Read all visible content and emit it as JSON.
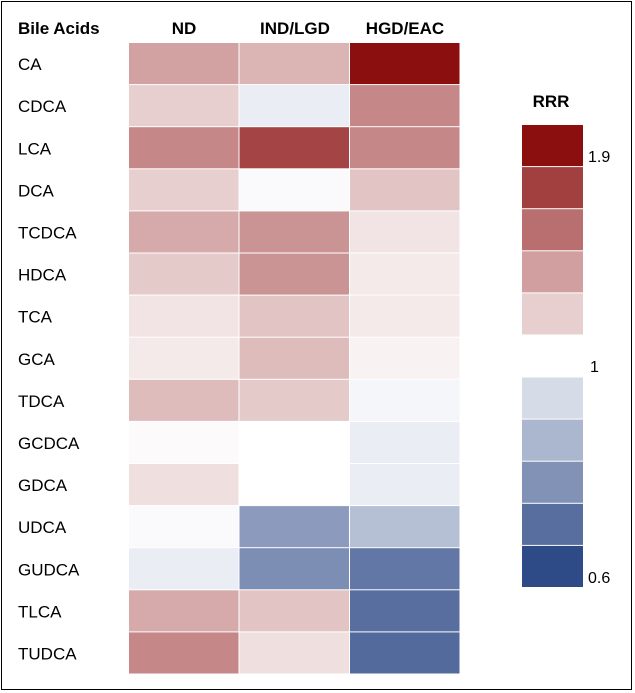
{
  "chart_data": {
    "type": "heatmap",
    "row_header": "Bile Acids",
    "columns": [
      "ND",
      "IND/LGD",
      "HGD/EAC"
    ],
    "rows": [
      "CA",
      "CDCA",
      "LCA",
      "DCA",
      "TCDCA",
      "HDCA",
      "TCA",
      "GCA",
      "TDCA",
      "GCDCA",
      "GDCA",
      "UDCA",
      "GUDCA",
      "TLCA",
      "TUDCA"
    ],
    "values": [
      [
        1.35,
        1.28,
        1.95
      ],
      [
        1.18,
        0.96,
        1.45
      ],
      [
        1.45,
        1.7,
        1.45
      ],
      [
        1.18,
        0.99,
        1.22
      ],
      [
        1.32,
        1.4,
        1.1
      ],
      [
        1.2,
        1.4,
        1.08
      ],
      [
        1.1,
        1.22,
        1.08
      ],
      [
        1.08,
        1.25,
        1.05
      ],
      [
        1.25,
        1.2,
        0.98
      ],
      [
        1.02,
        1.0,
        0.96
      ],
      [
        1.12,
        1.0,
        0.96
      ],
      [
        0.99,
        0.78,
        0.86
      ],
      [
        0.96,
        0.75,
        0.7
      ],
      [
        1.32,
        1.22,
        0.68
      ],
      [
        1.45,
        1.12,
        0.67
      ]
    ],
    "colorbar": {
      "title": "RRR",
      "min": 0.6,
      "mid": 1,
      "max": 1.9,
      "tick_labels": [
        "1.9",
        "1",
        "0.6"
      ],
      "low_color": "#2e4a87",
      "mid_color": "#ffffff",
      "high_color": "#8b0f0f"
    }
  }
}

##########

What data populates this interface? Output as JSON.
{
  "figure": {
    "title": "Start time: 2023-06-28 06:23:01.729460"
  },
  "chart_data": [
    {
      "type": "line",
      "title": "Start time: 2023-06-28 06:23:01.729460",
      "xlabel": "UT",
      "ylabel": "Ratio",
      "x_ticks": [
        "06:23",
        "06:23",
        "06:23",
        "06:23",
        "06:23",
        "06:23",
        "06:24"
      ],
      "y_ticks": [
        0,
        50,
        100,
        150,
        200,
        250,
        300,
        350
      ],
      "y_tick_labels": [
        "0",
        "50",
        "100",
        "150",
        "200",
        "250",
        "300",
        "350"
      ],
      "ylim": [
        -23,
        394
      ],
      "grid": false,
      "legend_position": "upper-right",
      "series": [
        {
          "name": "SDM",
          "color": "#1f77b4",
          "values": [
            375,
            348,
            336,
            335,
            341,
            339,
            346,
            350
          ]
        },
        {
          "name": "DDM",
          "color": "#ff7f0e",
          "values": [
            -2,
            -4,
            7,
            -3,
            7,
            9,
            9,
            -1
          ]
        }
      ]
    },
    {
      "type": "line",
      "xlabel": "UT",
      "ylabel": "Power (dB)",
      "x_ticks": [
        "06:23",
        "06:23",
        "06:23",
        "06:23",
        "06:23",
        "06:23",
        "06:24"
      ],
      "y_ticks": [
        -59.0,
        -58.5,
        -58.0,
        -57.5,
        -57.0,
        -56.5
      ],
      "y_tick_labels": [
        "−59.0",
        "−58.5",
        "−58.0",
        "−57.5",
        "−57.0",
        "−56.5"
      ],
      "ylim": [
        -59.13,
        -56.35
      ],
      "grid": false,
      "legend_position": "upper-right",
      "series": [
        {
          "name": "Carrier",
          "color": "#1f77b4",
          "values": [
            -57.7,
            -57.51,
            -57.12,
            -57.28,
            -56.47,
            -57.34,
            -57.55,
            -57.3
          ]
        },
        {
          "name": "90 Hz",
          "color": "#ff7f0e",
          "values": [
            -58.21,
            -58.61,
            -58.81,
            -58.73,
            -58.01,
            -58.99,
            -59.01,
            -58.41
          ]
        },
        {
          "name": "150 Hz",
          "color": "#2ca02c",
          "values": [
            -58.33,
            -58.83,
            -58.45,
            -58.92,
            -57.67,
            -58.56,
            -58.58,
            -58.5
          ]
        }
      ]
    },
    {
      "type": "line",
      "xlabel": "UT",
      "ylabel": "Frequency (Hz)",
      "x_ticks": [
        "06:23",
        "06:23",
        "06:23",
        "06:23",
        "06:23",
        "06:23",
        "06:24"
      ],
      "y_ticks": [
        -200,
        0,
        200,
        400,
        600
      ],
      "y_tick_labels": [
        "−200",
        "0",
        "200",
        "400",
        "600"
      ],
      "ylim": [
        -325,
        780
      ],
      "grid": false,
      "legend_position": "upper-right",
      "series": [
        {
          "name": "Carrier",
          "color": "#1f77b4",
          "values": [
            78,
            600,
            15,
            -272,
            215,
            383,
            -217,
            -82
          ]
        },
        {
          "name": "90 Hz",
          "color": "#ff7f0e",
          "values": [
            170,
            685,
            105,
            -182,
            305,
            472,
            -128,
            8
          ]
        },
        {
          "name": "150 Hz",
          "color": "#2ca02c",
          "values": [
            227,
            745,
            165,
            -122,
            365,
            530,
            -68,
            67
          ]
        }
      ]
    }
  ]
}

##########

# Your objective
Each line above that holds the string "time" should be copied and shown.

# Written response
    "title": "Start time: 2023-06-28 06:23:01.729460"
      "title": "Start time: 2023-06-28 06:23:01.729460",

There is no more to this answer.